PROVIDED MATERIAL
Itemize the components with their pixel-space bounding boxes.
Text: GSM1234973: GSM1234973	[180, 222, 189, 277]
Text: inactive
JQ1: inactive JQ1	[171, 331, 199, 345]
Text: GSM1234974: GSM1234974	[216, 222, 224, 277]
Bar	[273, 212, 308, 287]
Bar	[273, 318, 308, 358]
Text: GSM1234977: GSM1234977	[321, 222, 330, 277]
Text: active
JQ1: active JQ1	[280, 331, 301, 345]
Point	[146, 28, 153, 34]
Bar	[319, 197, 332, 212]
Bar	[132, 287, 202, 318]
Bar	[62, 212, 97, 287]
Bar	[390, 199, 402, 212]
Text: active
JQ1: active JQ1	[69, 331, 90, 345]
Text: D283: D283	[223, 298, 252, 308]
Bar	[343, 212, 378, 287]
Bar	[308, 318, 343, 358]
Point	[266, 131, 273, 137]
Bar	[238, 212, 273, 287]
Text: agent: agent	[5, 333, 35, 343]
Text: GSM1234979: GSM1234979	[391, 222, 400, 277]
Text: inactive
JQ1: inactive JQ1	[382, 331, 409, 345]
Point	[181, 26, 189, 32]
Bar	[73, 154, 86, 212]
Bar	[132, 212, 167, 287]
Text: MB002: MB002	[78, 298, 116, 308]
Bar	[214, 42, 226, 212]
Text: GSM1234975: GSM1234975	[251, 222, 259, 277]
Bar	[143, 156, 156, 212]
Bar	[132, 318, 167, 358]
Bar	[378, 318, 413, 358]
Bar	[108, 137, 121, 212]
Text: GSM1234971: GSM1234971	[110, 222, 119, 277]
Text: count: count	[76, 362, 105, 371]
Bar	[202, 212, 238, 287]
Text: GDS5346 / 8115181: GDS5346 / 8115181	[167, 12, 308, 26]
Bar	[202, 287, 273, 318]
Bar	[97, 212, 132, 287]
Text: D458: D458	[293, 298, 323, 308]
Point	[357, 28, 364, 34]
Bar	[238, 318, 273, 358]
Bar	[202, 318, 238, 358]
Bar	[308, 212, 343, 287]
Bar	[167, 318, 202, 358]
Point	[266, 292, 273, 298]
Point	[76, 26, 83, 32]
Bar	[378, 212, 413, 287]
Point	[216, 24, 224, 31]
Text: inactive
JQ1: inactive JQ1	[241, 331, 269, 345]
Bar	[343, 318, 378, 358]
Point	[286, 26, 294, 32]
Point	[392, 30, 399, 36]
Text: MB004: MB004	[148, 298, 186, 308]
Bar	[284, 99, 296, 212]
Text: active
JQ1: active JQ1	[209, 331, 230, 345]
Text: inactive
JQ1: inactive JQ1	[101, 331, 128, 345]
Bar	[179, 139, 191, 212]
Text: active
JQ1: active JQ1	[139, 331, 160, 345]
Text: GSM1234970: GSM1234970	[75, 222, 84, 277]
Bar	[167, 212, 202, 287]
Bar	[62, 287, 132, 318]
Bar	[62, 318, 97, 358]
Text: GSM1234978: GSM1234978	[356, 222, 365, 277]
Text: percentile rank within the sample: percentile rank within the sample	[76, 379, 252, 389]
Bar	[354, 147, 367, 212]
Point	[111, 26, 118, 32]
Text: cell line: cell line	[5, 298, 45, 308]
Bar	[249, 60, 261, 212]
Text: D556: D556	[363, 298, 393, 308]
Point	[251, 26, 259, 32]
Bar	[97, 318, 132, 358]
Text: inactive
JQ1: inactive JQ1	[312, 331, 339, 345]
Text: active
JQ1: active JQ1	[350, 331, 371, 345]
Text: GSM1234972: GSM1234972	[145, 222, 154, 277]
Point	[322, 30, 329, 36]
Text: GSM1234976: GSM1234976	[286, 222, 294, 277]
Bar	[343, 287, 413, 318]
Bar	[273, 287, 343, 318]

...

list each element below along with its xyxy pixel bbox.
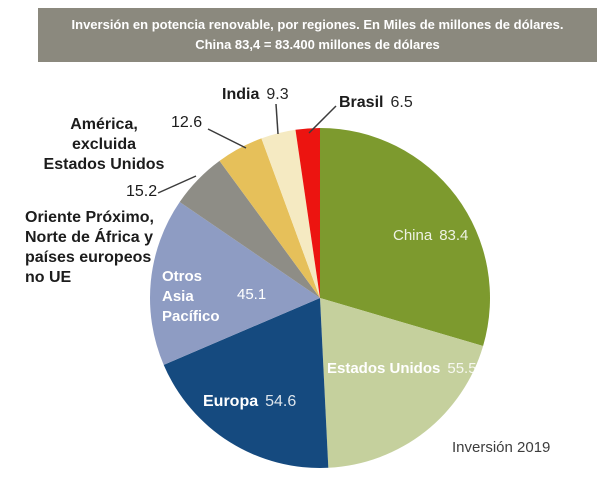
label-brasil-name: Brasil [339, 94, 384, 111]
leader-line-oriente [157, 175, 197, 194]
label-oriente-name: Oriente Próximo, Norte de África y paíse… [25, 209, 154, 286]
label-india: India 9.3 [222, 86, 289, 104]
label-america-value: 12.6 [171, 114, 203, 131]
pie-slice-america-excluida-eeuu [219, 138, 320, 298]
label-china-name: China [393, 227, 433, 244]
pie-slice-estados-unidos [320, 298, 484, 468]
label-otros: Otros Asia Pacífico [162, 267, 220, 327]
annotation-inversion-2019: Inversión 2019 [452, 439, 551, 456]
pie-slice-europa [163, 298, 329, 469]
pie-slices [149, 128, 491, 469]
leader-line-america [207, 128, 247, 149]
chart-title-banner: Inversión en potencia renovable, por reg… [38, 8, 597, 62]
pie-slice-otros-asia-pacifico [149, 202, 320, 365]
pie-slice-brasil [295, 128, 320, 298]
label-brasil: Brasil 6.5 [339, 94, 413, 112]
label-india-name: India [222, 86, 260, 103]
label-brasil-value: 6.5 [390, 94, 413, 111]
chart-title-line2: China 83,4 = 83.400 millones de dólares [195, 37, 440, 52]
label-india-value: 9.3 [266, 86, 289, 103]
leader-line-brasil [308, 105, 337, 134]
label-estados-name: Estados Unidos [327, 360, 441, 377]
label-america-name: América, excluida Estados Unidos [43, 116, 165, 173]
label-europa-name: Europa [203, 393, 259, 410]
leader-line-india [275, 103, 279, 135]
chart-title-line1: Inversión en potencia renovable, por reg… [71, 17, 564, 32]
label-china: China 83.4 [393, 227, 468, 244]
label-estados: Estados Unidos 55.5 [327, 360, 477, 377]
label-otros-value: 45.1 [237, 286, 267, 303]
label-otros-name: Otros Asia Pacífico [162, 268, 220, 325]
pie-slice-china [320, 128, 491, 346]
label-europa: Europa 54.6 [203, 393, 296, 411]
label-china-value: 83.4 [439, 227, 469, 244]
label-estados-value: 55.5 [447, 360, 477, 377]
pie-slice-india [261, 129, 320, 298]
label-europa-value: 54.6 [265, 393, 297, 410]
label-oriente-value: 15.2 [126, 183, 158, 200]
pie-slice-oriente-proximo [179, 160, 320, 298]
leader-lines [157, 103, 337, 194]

GOAL
Identify every line in the entries above that contains the word "Inversión", and copy each such line.

EXPECTED ANSWER
annotation-inversion-2019: Inversión 2019 [452, 439, 551, 456]
chart-title-banner: Inversión en potencia renovable, por reg… [38, 8, 597, 62]
chart-title-line1: Inversión en potencia renovable, por reg… [71, 17, 564, 32]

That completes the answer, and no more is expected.